WHAT YOU SHOULD DO
Leave out the pictures and repeat the rest of the material exactly.

MATERIAL FOR THE TASK
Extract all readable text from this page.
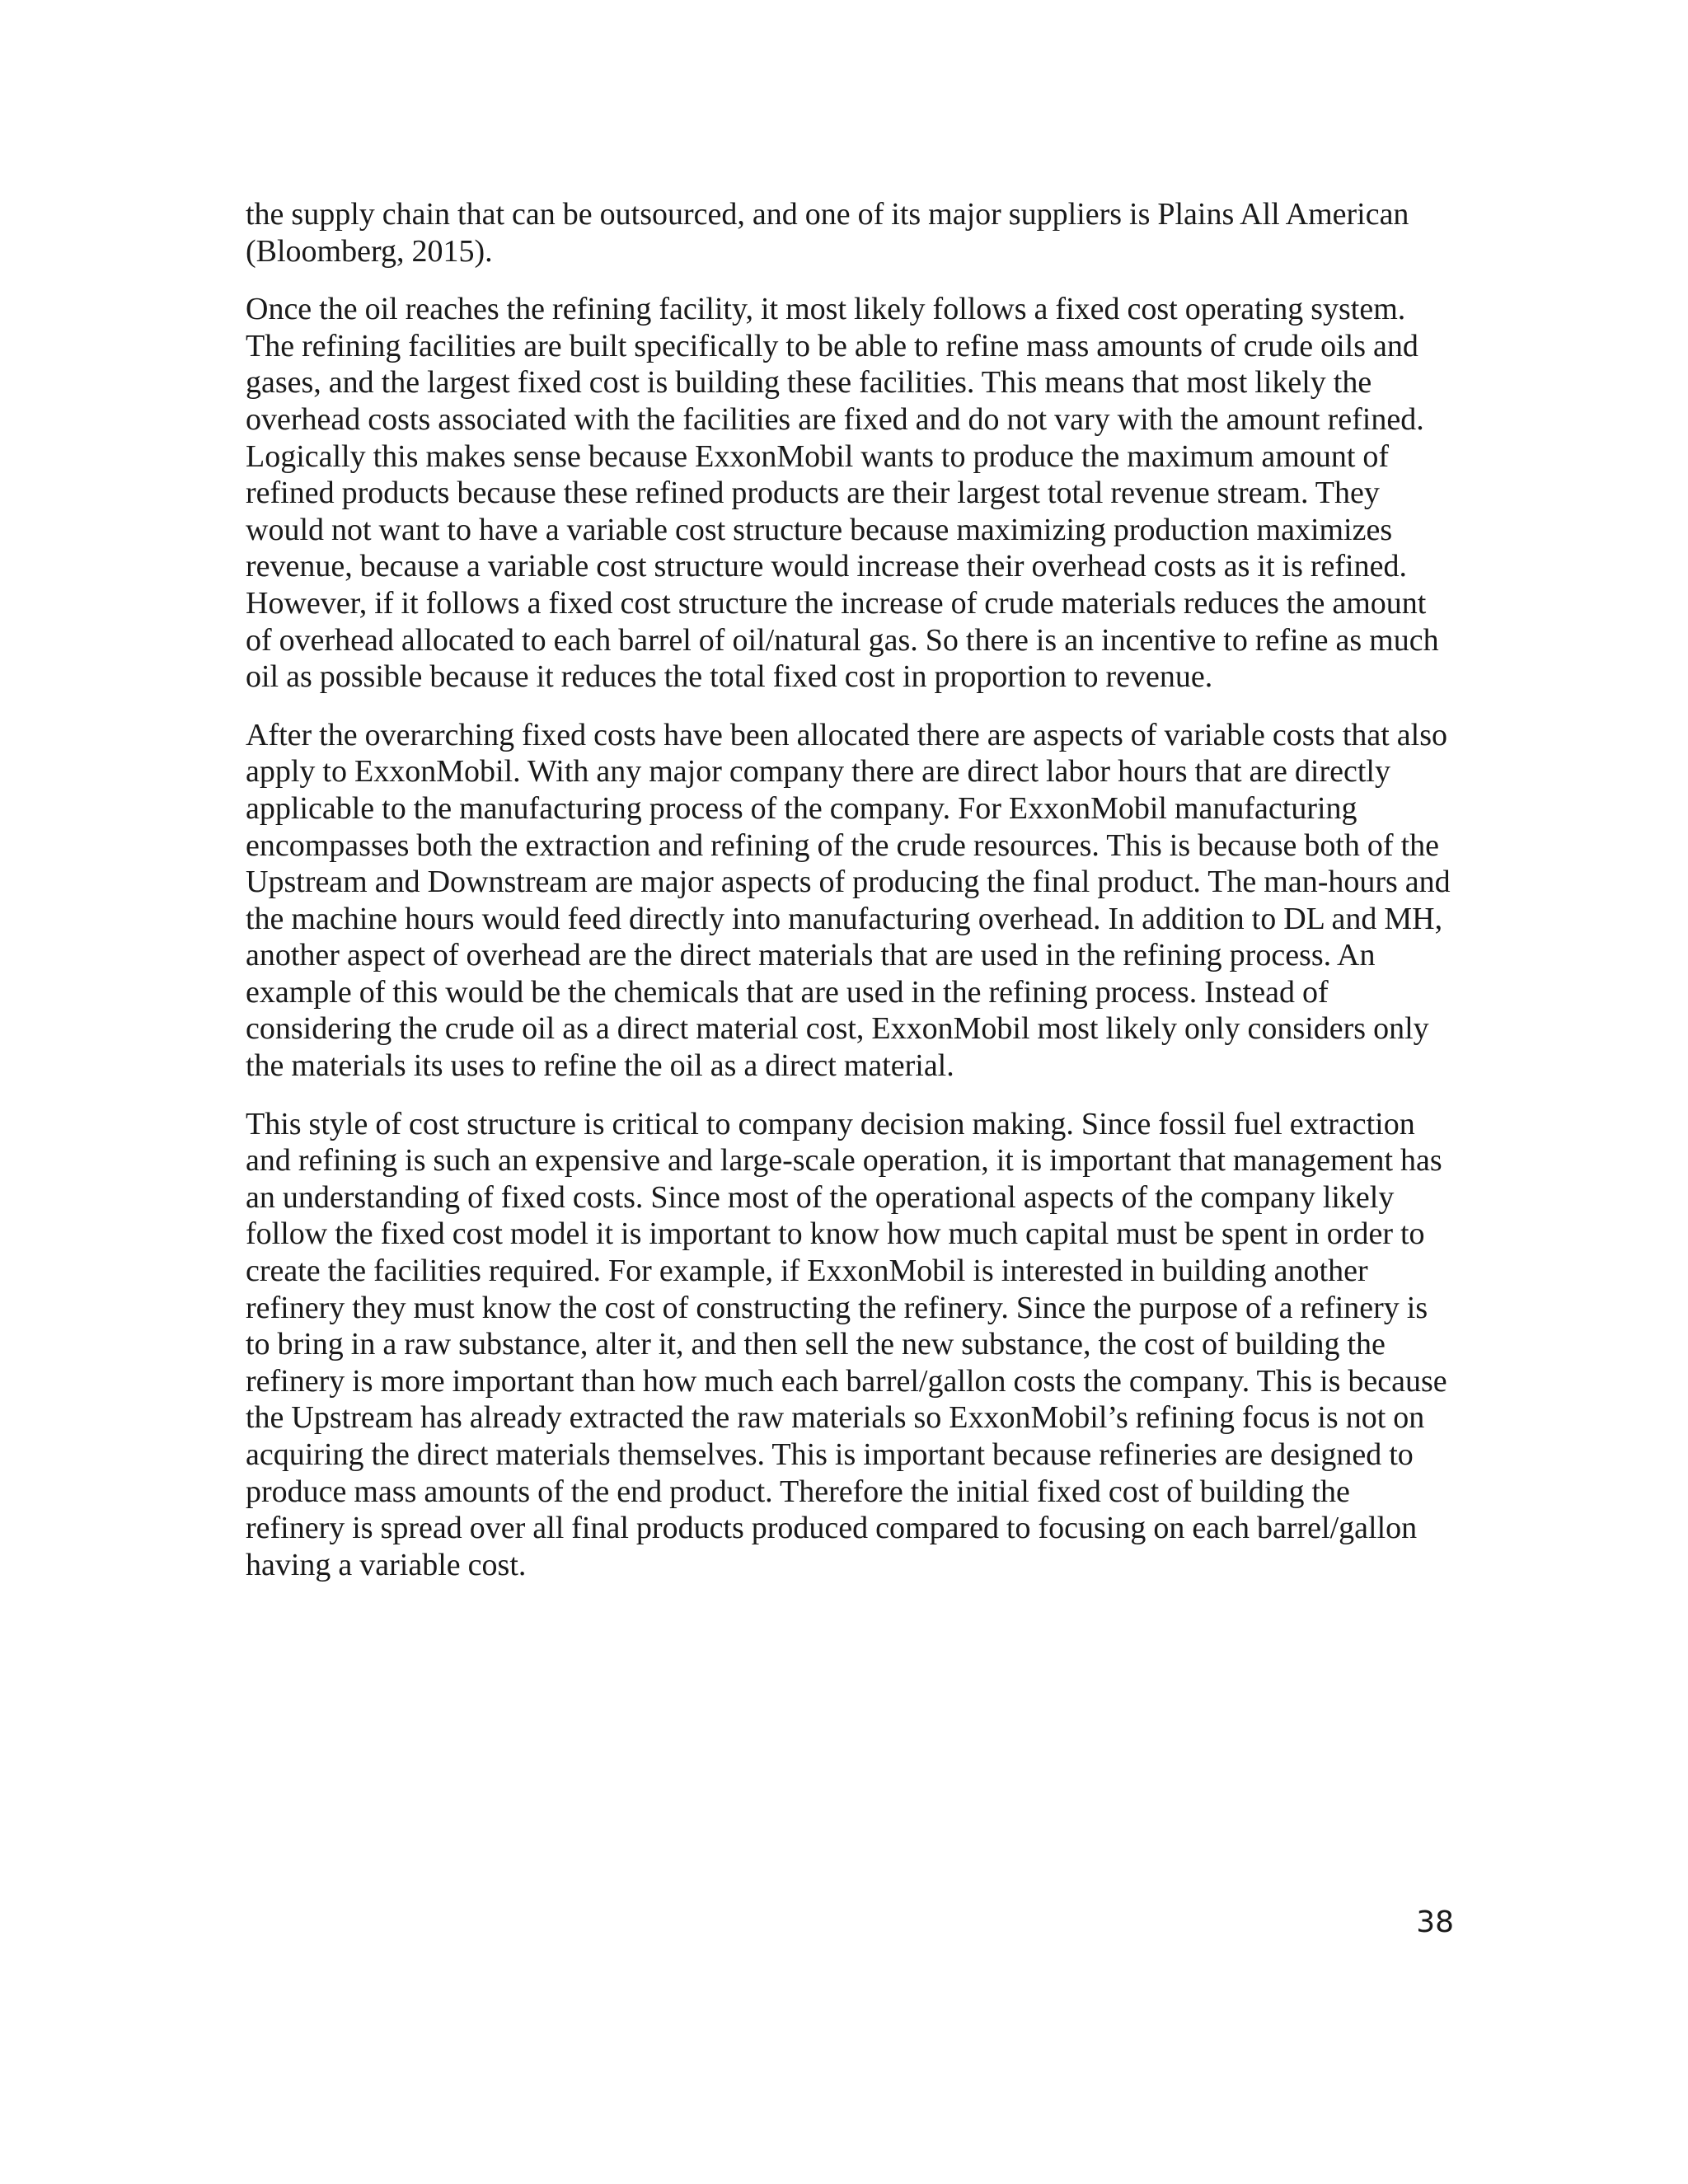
the supply chain that can be outsourced, and one of its major suppliers is Plains All American (Bloomberg, 2015).

Once the oil reaches the refining facility, it most likely follows a fixed cost operating system. The refining facilities are built specifically to be able to refine mass amounts of crude oils and gases, and the largest fixed cost is building these facilities. This means that most likely the overhead costs associated with the facilities are fixed and do not vary with the amount refined. Logically this makes sense because ExxonMobil wants to produce the maximum amount of refined products because these refined products are their largest total revenue stream. They would not want to have a variable cost structure because maximizing production maximizes revenue, because a variable cost structure would increase their overhead costs as it is refined. However, if it follows a fixed cost structure the increase of crude materials reduces the amount of overhead allocated to each barrel of oil/natural gas. So there is an incentive to refine as much oil as possible because it reduces the total fixed cost in proportion to revenue.

After the overarching fixed costs have been allocated there are aspects of variable costs that also apply to ExxonMobil. With any major company there are direct labor hours that are directly applicable to the manufacturing process of the company. For ExxonMobil manufacturing encompasses both the extraction and refining of the crude resources. This is because both of the Upstream and Downstream are major aspects of producing the final product. The man-hours and the machine hours would feed directly into manufacturing overhead. In addition to DL and MH, another aspect of overhead are the direct materials that are used in the refining process. An example of this would be the chemicals that are used in the refining process. Instead of considering the crude oil as a direct material cost, ExxonMobil most likely only considers only the materials its uses to refine the oil as a direct material.

This style of cost structure is critical to company decision making. Since fossil fuel extraction and refining is such an expensive and large-scale operation, it is important that management has an understanding of fixed costs. Since most of the operational aspects of the company likely follow the fixed cost model it is important to know how much capital must be spent in order to create the facilities required. For example, if ExxonMobil is interested in building another refinery they must know the cost of constructing the refinery. Since the purpose of a refinery is to bring in a raw substance, alter it, and then sell the new substance, the cost of building the refinery is more important than how much each barrel/gallon costs the company. This is because the Upstream has already extracted the raw materials so ExxonMobil’s refining focus is not on acquiring the direct materials themselves. This is important because refineries are designed to produce mass amounts of the end product. Therefore the initial fixed cost of building the refinery is spread over all final products produced compared to focusing on each barrel/gallon having a variable cost.

38
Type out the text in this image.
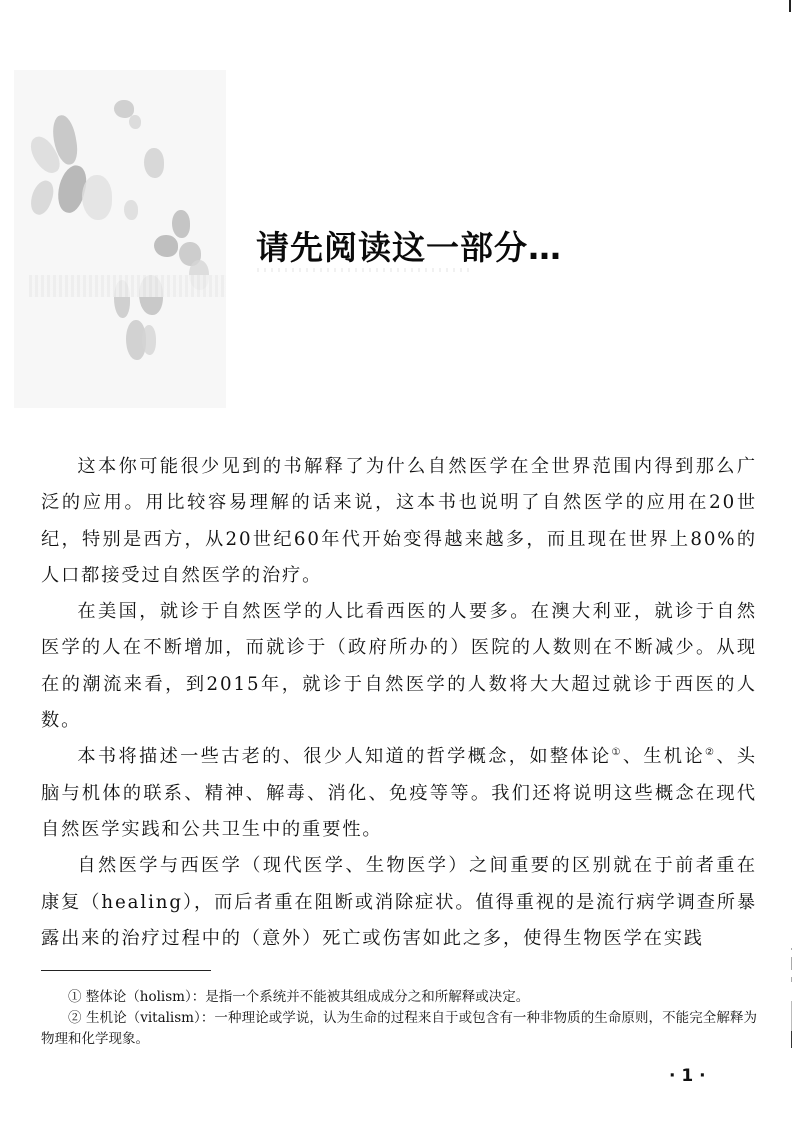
请先阅读这一部分…

这本你可能很少见到的书解释了为什么自然医学在全世界范围内得到那么广泛的应用。用比较容易理解的话来说，这本书也说明了自然医学的应用在20世纪，特别是西方，从20世纪60年代开始变得越来越多，而且现在世界上80%的人口都接受过自然医学的治疗。

在美国，就诊于自然医学的人比看西医的人要多。在澳大利亚，就诊于自然医学的人在不断增加，而就诊于（政府所办的）医院的人数则在不断减少。从现在的潮流来看，到2015年，就诊于自然医学的人数将大大超过就诊于西医的人数。

本书将描述一些古老的、很少人知道的哲学概念，如整体论①、生机论②、头脑与机体的联系、精神、解毒、消化、免疫等等。我们还将说明这些概念在现代自然医学实践和公共卫生中的重要性。

自然医学与西医学（现代医学、生物医学）之间重要的区别就在于前者重在康复（healing），而后者重在阻断或消除症状。值得重视的是流行病学调查所暴露出来的治疗过程中的（意外）死亡或伤害如此之多，使得生物医学在实践

① 整体论（holism）：是指一个系统并不能被其组成成分之和所解释或决定。

② 生机论（vitalism）：一种理论或学说，认为生命的过程来自于或包含有一种非物质的生命原则，不能完全解释为物理和化学现象。

· 1 ·
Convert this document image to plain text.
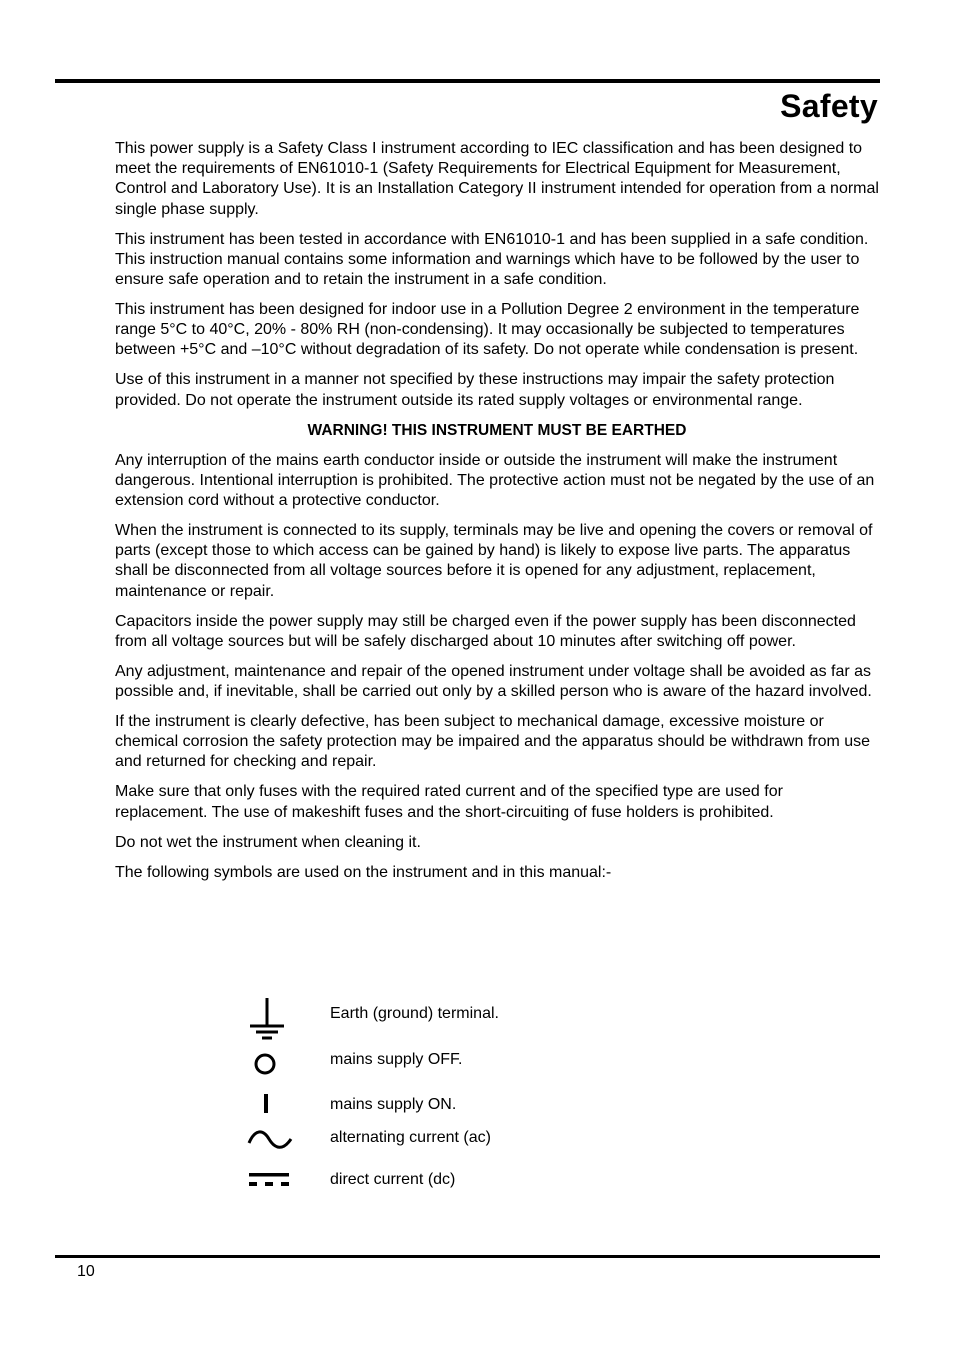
Safety

This power supply is a Safety Class I instrument according to IEC classification and has been designed to meet the requirements of EN61010-1 (Safety Requirements for Electrical Equipment for Measurement, Control and Laboratory Use). It is an Installation Category II instrument intended for operation from a normal single phase supply.

This instrument has been tested in accordance with EN61010-1 and has been supplied in a safe condition. This instruction manual contains some information and warnings which have to be followed by the user to ensure safe operation and to retain the instrument in a safe condition.

This instrument has been designed for indoor use in a Pollution Degree 2 environment in the temperature range 5°C to 40°C, 20% - 80% RH (non-condensing). It may occasionally be subjected to temperatures between +5°C and –10°C without degradation of its safety. Do not operate while condensation is present.

Use of this instrument in a manner not specified by these instructions may impair the safety protection provided. Do not operate the instrument outside its rated supply voltages or environmental range.

WARNING! THIS INSTRUMENT MUST BE EARTHED

Any interruption of the mains earth conductor inside or outside the instrument will make the instrument dangerous. Intentional interruption is prohibited. The protective action must not be negated by the use of an extension cord without a protective conductor.

When the instrument is connected to its supply, terminals may be live and opening the covers or removal of parts (except those to which access can be gained by hand) is likely to expose live parts. The apparatus shall be disconnected from all voltage sources before it is opened for any adjustment, replacement, maintenance or repair.

Capacitors inside the power supply may still be charged even if the power supply has been disconnected from all voltage sources but will be safely discharged about 10 minutes after switching off power.

Any adjustment, maintenance and repair of the opened instrument under voltage shall be avoided as far as possible and, if inevitable, shall be carried out only by a skilled person who is aware of the hazard involved.

If the instrument is clearly defective, has been subject to mechanical damage, excessive moisture or chemical corrosion the safety protection may be impaired and the apparatus should be withdrawn from use and returned for checking and repair.

Make sure that only fuses with the required rated current and of the specified type are used for replacement. The use of makeshift fuses and the short-circuiting of fuse holders is prohibited.

Do not wet the instrument when cleaning it.

The following symbols are used on the instrument and in this manual:-

Earth (ground) terminal.
mains supply OFF.
mains supply ON.
alternating current (ac)
direct current (dc)
10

FINAL ANSWER
Extract all readable text from this page.
the supply chain that can be outsourced, and one of its major suppliers is Plains All American (Bloomberg, 2015).

Once the oil reaches the refining facility, it most likely follows a fixed cost operating system. The refining facilities are built specifically to be able to refine mass amounts of crude oils and gases, and the largest fixed cost is building these facilities. This means that most likely the overhead costs associated with the facilities are fixed and do not vary with the amount refined. Logically this makes sense because ExxonMobil wants to produce the maximum amount of refined products because these refined products are their largest total revenue stream. They would not want to have a variable cost structure because maximizing production maximizes revenue, because a variable cost structure would increase their overhead costs as it is refined. However, if it follows a fixed cost structure the increase of crude materials reduces the amount of overhead allocated to each barrel of oil/natural gas. So there is an incentive to refine as much oil as possible because it reduces the total fixed cost in proportion to revenue.

After the overarching fixed costs have been allocated there are aspects of variable costs that also apply to ExxonMobil. With any major company there are direct labor hours that are directly applicable to the manufacturing process of the company. For ExxonMobil manufacturing encompasses both the extraction and refining of the crude resources. This is because both of the Upstream and Downstream are major aspects of producing the final product. The man-hours and the machine hours would feed directly into manufacturing overhead. In addition to DL and MH, another aspect of overhead are the direct materials that are used in the refining process. An example of this would be the chemicals that are used in the refining process. Instead of considering the crude oil as a direct material cost, ExxonMobil most likely only considers only the materials its uses to refine the oil as a direct material.

This style of cost structure is critical to company decision making. Since fossil fuel extraction and refining is such an expensive and large-scale operation, it is important that management has an understanding of fixed costs. Since most of the operational aspects of the company likely follow the fixed cost model it is important to know how much capital must be spent in order to create the facilities required. For example, if ExxonMobil is interested in building another refinery they must know the cost of constructing the refinery. Since the purpose of a refinery is to bring in a raw substance, alter it, and then sell the new substance, the cost of building the refinery is more important than how much each barrel/gallon costs the company. This is because the Upstream has already extracted the raw materials so ExxonMobil’s refining focus is not on acquiring the direct materials themselves. This is important because refineries are designed to produce mass amounts of the end product. Therefore the initial fixed cost of building the refinery is spread over all final products produced compared to focusing on each barrel/gallon having a variable cost.

38
Type out the text in this image.
请先阅读这一部分…

这本你可能很少见到的书解释了为什么自然医学在全世界范围内得到那么广泛的应用。用比较容易理解的话来说，这本书也说明了自然医学的应用在20世纪，特别是西方，从20世纪60年代开始变得越来越多，而且现在世界上80%的人口都接受过自然医学的治疗。

在美国，就诊于自然医学的人比看西医的人要多。在澳大利亚，就诊于自然医学的人在不断增加，而就诊于（政府所办的）医院的人数则在不断减少。从现在的潮流来看，到2015年，就诊于自然医学的人数将大大超过就诊于西医的人数。

本书将描述一些古老的、很少人知道的哲学概念，如整体论①、生机论②、头脑与机体的联系、精神、解毒、消化、免疫等等。我们还将说明这些概念在现代自然医学实践和公共卫生中的重要性。

自然医学与西医学（现代医学、生物医学）之间重要的区别就在于前者重在康复（healing），而后者重在阻断或消除症状。值得重视的是流行病学调查所暴露出来的治疗过程中的（意外）死亡或伤害如此之多，使得生物医学在实践

① 整体论（holism）：是指一个系统并不能被其组成成分之和所解释或决定。

② 生机论（vitalism）：一种理论或学说，认为生命的过程来自于或包含有一种非物质的生命原则，不能完全解释为物理和化学现象。

· 1 ·
Convert this document image to plain text.
Safety

This power supply is a Safety Class I instrument according to IEC classification and has been designed to meet the requirements of EN61010-1 (Safety Requirements for Electrical Equipment for Measurement, Control and Laboratory Use). It is an Installation Category II instrument intended for operation from a normal single phase supply.

This instrument has been tested in accordance with EN61010-1 and has been supplied in a safe condition. This instruction manual contains some information and warnings which have to be followed by the user to ensure safe operation and to retain the instrument in a safe condition.

This instrument has been designed for indoor use in a Pollution Degree 2 environment in the temperature range 5°C to 40°C, 20% - 80% RH (non-condensing). It may occasionally be subjected to temperatures between +5°C and –10°C without degradation of its safety. Do not operate while condensation is present.

Use of this instrument in a manner not specified by these instructions may impair the safety protection provided. Do not operate the instrument outside its rated supply voltages or environmental range.

WARNING! THIS INSTRUMENT MUST BE EARTHED

Any interruption of the mains earth conductor inside or outside the instrument will make the instrument dangerous. Intentional interruption is prohibited. The protective action must not be negated by the use of an extension cord without a protective conductor.

When the instrument is connected to its supply, terminals may be live and opening the covers or removal of parts (except those to which access can be gained by hand) is likely to expose live parts. The apparatus shall be disconnected from all voltage sources before it is opened for any adjustment, replacement, maintenance or repair.

Capacitors inside the power supply may still be charged even if the power supply has been disconnected from all voltage sources but will be safely discharged about 10 minutes after switching off power.

Any adjustment, maintenance and repair of the opened instrument under voltage shall be avoided as far as possible and, if inevitable, shall be carried out only by a skilled person who is aware of the hazard involved.

If the instrument is clearly defective, has been subject to mechanical damage, excessive moisture or chemical corrosion the safety protection may be impaired and the apparatus should be withdrawn from use and returned for checking and repair.

Make sure that only fuses with the required rated current and of the specified type are used for replacement. The use of makeshift fuses and the short-circuiting of fuse holders is prohibited.

Do not wet the instrument when cleaning it.

The following symbols are used on the instrument and in this manual:-

Earth (ground) terminal.
mains supply OFF.
mains supply ON.
alternating current (ac)
direct current (dc)
10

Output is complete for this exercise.